Problem requirements: Repeat each record exactly. Any picture gets left out.

*****

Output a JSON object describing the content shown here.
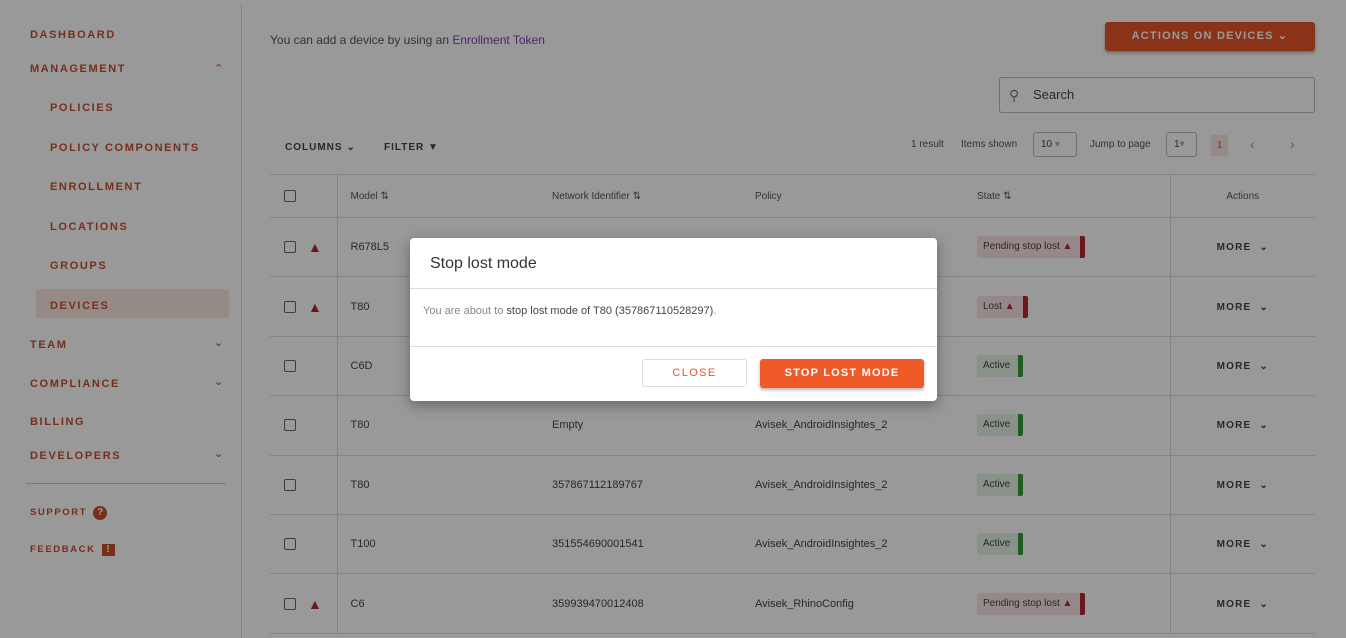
{
  "sidebar": {
    "items": [
      {
        "label": "DASHBOARD"
      },
      {
        "label": "MANAGEMENT"
      },
      {
        "label": "POLICIES"
      },
      {
        "label": "POLICY COMPONENTS"
      },
      {
        "label": "ENROLLMENT"
      },
      {
        "label": "LOCATIONS"
      },
      {
        "label": "GROUPS"
      },
      {
        "label": "DEVICES"
      },
      {
        "label": "TEAM"
      },
      {
        "label": "COMPLIANCE"
      },
      {
        "label": "BILLING"
      },
      {
        "label": "DEVELOPERS"
      }
    ],
    "support": "SUPPORT",
    "feedback": "FEEDBACK"
  },
  "header": {
    "hint_prefix": "You can add a device by using an",
    "hint_link": "Enrollment Token",
    "actions_button": "ACTIONS ON DEVICES",
    "search_placeholder": "Search"
  },
  "toolbar": {
    "columns": "COLUMNS",
    "filter": "FILTER",
    "result_count": "1 result",
    "items_shown_label": "Items shown",
    "items_shown_value": "10",
    "jump_label": "Jump to page",
    "jump_value": "1",
    "current_page": "1"
  },
  "table": {
    "headers": [
      "Model",
      "Network Identifier",
      "Policy",
      "State",
      "Actions"
    ],
    "more_label": "MORE",
    "rows": [
      {
        "model": "R678L5",
        "network": "",
        "policy": "",
        "state": "Pending stop lost",
        "state_type": "pending",
        "warning": true
      },
      {
        "model": "T80",
        "network": "",
        "policy": "",
        "state": "Lost",
        "state_type": "lost",
        "warning": true
      },
      {
        "model": "C6D",
        "network": "",
        "policy": "",
        "state": "Active",
        "state_type": "active",
        "warning": false
      },
      {
        "model": "T80",
        "network": "Empty",
        "policy": "Avisek_AndroidInsightes_2",
        "state": "Active",
        "state_type": "active",
        "warning": false
      },
      {
        "model": "T80",
        "network": "357867112189767",
        "policy": "Avisek_AndroidInsightes_2",
        "state": "Active",
        "state_type": "active",
        "warning": false
      },
      {
        "model": "T100",
        "network": "351554690001541",
        "policy": "Avisek_AndroidInsightes_2",
        "state": "Active",
        "state_type": "active",
        "warning": false
      },
      {
        "model": "C6",
        "network": "359939470012408",
        "policy": "Avisek_RhinoConfig",
        "state": "Pending stop lost",
        "state_type": "pending",
        "warning": true
      }
    ]
  },
  "modal": {
    "title": "Stop lost mode",
    "body_prefix": "You are about to",
    "body_bold": "stop lost mode of T80 (357867110528297)",
    "body_suffix": ".",
    "close": "CLOSE",
    "confirm": "STOP LOST MODE"
  },
  "colors": {
    "accent": "#e8552a",
    "danger": "#b5272d",
    "success": "#3a9a3a",
    "link": "#7b3fb0"
  }
}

*****

Response to the exercise:
Output a JSON object describing the content shown here.
{
  "sidebar": {
    "items": [
      {
        "label": "DASHBOARD"
      },
      {
        "label": "MANAGEMENT"
      },
      {
        "label": "POLICIES"
      },
      {
        "label": "POLICY COMPONENTS"
      },
      {
        "label": "ENROLLMENT"
      },
      {
        "label": "LOCATIONS"
      },
      {
        "label": "GROUPS"
      },
      {
        "label": "DEVICES"
      },
      {
        "label": "TEAM"
      },
      {
        "label": "COMPLIANCE"
      },
      {
        "label": "BILLING"
      },
      {
        "label": "DEVELOPERS"
      }
    ],
    "support": "SUPPORT",
    "feedback": "FEEDBACK"
  },
  "header": {
    "hint_prefix": "You can add a device by using an",
    "hint_link": "Enrollment Token",
    "actions_button": "ACTIONS ON DEVICES",
    "search_placeholder": "Search"
  },
  "toolbar": {
    "columns": "COLUMNS",
    "filter": "FILTER",
    "result_count": "1 result",
    "items_shown_label": "Items shown",
    "items_shown_value": "10",
    "jump_label": "Jump to page",
    "jump_value": "1",
    "current_page": "1"
  },
  "table": {
    "headers": [
      "Model",
      "Network Identifier",
      "Policy",
      "State",
      "Actions"
    ],
    "more_label": "MORE",
    "rows": [
      {
        "model": "R678L5",
        "network": "",
        "policy": "",
        "state": "Pending stop lost",
        "state_type": "pending",
        "warning": true
      },
      {
        "model": "T80",
        "network": "",
        "policy": "",
        "state": "Lost",
        "state_type": "lost",
        "warning": true
      },
      {
        "model": "C6D",
        "network": "",
        "policy": "",
        "state": "Active",
        "state_type": "active",
        "warning": false
      },
      {
        "model": "T80",
        "network": "Empty",
        "policy": "Avisek_AndroidInsightes_2",
        "state": "Active",
        "state_type": "active",
        "warning": false
      },
      {
        "model": "T80",
        "network": "357867112189767",
        "policy": "Avisek_AndroidInsightes_2",
        "state": "Active",
        "state_type": "active",
        "warning": false
      },
      {
        "model": "T100",
        "network": "351554690001541",
        "policy": "Avisek_AndroidInsightes_2",
        "state": "Active",
        "state_type": "active",
        "warning": false
      },
      {
        "model": "C6",
        "network": "359939470012408",
        "policy": "Avisek_RhinoConfig",
        "state": "Pending stop lost",
        "state_type": "pending",
        "warning": true
      }
    ]
  },
  "modal": {
    "title": "Stop lost mode",
    "body_prefix": "You are about to",
    "body_bold": "stop lost mode of T80 (357867110528297)",
    "body_suffix": ".",
    "close": "CLOSE",
    "confirm": "STOP LOST MODE"
  },
  "colors": {
    "accent": "#e8552a",
    "danger": "#b5272d",
    "success": "#3a9a3a",
    "link": "#7b3fb0"
  }
}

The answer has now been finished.